• _Task details_
State how many lines in these records contain the word "screenshot", and nothing else.

Dataset records:
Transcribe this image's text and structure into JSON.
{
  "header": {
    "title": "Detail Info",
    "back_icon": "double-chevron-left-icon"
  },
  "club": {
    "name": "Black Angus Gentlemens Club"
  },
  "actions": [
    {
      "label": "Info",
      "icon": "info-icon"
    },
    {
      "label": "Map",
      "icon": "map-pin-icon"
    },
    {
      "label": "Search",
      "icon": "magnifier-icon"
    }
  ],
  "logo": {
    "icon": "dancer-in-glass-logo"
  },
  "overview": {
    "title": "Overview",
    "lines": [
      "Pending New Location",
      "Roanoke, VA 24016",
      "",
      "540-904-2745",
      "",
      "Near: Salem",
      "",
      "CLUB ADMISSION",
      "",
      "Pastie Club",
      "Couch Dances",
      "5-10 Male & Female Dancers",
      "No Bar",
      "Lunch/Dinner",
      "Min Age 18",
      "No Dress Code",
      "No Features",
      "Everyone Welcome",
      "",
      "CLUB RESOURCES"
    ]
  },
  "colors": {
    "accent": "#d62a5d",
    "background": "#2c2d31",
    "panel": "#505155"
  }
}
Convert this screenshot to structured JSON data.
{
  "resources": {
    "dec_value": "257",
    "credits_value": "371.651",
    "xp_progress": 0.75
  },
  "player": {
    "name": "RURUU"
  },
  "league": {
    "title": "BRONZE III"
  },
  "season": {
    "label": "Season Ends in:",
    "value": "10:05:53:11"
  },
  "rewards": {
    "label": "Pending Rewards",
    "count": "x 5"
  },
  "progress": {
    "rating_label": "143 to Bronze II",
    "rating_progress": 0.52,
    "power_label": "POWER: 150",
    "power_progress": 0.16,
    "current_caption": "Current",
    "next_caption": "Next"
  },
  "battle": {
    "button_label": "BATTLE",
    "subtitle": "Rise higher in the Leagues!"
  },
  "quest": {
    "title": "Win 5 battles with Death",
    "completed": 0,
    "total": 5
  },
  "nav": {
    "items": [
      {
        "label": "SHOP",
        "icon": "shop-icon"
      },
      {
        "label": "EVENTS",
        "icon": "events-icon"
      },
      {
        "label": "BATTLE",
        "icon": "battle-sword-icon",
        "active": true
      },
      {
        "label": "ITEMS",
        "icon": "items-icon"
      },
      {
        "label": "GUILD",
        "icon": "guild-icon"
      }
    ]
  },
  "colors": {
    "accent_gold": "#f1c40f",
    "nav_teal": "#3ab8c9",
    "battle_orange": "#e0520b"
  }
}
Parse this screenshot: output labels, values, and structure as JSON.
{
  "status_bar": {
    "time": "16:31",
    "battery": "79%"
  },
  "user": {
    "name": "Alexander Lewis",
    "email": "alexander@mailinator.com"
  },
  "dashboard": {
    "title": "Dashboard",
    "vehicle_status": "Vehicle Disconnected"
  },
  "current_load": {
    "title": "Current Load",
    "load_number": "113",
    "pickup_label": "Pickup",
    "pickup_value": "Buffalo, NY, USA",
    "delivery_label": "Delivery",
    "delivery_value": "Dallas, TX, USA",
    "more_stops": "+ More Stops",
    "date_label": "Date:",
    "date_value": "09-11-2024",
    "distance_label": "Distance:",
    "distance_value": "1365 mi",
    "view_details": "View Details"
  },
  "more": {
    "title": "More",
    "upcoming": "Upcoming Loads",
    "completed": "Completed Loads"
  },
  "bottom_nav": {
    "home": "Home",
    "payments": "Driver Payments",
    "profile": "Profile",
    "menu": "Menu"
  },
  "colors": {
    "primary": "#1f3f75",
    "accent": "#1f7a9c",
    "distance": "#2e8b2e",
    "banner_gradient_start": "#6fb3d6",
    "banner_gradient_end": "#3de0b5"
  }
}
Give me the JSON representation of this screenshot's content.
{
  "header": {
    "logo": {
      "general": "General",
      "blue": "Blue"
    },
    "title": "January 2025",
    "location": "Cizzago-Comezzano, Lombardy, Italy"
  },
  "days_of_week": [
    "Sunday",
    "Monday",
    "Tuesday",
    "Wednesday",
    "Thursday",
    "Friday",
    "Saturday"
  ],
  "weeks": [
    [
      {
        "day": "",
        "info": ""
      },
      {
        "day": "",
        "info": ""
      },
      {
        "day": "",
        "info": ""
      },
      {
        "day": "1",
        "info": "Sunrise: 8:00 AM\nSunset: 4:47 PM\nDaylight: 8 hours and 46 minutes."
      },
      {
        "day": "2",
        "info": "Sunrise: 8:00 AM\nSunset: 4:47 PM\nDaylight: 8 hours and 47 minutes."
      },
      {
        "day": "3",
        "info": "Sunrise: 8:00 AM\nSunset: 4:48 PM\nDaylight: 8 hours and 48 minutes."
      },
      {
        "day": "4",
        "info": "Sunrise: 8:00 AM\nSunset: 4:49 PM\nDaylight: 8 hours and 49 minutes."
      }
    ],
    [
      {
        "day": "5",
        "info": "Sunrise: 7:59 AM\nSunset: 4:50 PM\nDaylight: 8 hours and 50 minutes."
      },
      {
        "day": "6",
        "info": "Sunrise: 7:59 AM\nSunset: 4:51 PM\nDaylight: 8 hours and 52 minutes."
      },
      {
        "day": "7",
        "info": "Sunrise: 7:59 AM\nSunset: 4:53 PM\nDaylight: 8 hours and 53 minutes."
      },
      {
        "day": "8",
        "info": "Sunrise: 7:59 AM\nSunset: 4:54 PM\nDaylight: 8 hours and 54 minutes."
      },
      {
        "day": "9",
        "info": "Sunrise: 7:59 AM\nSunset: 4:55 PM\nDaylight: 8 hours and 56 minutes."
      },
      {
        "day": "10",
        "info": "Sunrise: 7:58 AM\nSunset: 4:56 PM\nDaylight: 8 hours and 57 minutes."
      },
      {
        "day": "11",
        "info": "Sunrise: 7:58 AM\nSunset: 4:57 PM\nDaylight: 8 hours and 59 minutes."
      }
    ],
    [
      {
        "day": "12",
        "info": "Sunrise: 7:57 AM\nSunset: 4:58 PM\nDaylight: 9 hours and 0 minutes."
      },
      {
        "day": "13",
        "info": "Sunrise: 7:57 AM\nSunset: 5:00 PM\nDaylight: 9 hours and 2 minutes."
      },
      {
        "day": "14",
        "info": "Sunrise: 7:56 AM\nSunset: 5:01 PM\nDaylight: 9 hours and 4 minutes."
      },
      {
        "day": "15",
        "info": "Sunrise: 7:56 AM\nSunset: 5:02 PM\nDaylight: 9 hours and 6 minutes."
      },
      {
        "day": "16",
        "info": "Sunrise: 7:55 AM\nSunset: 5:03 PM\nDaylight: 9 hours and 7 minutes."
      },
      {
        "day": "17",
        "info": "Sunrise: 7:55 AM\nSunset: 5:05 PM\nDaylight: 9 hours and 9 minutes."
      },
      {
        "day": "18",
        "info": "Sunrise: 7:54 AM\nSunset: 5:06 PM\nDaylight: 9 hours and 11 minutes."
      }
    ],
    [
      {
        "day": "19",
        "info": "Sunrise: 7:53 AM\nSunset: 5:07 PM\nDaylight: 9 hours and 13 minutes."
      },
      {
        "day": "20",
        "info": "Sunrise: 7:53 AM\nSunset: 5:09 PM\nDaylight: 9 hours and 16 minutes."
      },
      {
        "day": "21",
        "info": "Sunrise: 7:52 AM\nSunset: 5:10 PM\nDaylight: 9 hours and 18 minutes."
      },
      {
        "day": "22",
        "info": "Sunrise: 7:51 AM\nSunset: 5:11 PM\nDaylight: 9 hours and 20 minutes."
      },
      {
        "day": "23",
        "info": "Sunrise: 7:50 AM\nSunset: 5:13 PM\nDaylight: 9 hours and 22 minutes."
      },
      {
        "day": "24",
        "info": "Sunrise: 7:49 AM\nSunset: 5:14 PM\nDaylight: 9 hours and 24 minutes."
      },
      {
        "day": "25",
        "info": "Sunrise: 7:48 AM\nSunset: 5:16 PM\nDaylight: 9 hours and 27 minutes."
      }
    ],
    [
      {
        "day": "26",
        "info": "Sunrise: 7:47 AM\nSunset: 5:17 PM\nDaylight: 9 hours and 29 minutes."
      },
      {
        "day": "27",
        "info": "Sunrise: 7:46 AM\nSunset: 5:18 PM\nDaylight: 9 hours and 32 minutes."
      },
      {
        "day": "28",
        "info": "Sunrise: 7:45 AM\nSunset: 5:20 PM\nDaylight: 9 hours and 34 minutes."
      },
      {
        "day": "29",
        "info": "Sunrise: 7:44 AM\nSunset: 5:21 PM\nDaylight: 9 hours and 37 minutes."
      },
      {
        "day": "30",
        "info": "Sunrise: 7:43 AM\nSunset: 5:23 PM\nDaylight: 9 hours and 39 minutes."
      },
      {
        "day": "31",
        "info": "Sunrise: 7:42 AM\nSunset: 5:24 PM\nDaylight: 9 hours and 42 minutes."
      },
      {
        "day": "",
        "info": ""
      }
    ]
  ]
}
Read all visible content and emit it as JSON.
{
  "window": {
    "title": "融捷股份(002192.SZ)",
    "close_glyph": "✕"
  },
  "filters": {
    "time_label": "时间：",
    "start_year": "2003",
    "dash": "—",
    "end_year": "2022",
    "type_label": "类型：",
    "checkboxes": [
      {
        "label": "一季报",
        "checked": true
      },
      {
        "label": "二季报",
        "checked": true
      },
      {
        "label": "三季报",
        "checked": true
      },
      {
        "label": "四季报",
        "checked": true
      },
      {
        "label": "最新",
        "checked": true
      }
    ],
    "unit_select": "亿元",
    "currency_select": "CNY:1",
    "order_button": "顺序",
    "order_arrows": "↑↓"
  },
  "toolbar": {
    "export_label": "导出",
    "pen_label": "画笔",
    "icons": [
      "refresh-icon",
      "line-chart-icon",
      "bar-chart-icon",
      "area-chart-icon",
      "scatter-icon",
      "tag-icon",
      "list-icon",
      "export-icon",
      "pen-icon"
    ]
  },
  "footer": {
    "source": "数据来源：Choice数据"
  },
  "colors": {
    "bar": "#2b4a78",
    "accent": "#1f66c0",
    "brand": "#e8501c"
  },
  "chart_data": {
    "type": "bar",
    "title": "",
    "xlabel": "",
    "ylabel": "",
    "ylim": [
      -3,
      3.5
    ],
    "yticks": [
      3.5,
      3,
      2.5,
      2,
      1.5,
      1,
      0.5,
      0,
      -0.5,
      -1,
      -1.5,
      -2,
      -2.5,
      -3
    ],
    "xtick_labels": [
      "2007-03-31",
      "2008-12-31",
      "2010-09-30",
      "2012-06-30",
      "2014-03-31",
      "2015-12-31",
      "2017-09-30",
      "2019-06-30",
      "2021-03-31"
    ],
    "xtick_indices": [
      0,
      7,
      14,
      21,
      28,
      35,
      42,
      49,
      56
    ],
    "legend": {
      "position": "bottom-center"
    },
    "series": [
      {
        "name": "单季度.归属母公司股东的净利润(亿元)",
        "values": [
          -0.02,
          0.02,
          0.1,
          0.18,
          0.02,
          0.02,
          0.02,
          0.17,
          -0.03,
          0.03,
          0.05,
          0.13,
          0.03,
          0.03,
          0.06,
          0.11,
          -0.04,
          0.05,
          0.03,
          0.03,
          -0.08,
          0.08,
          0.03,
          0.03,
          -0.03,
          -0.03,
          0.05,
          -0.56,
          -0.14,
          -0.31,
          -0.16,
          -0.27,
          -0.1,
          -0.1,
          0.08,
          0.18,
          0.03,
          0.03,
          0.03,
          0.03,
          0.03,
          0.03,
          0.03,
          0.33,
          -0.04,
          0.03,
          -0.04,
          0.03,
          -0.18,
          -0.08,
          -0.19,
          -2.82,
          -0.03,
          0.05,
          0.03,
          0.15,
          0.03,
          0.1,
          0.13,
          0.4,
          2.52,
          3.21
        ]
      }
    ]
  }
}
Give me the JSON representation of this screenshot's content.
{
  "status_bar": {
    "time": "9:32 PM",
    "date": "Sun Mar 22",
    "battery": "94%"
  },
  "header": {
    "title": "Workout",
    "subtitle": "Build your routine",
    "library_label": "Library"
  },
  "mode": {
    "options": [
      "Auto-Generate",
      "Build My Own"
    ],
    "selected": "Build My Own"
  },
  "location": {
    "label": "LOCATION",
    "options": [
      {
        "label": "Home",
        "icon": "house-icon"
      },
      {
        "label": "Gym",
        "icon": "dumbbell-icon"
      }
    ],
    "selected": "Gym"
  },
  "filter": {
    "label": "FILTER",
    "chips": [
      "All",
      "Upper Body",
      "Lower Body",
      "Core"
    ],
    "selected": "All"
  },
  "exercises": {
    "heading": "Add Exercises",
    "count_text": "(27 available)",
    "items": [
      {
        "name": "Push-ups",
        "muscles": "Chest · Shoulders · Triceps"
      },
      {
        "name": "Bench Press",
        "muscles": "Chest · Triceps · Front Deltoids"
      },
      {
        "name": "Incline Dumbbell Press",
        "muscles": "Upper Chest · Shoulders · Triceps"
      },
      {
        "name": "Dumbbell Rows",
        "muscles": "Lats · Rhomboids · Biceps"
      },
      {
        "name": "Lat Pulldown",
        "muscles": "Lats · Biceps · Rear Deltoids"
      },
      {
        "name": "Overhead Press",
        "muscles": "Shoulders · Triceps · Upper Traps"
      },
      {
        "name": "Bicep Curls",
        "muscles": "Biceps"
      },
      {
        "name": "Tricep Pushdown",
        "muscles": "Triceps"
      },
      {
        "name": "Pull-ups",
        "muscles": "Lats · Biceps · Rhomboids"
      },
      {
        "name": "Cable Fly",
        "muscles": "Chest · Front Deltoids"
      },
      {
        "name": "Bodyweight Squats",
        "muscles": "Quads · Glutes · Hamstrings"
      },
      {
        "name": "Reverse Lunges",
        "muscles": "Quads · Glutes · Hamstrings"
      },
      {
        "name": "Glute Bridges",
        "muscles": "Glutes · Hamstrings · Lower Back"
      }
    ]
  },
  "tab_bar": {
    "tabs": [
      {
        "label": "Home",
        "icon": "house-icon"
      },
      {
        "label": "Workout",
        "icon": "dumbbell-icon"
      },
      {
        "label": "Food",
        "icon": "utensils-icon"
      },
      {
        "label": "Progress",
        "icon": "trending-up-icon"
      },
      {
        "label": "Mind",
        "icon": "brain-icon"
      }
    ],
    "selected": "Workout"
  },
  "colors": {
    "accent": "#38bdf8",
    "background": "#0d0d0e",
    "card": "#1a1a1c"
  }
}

• _Written response_
4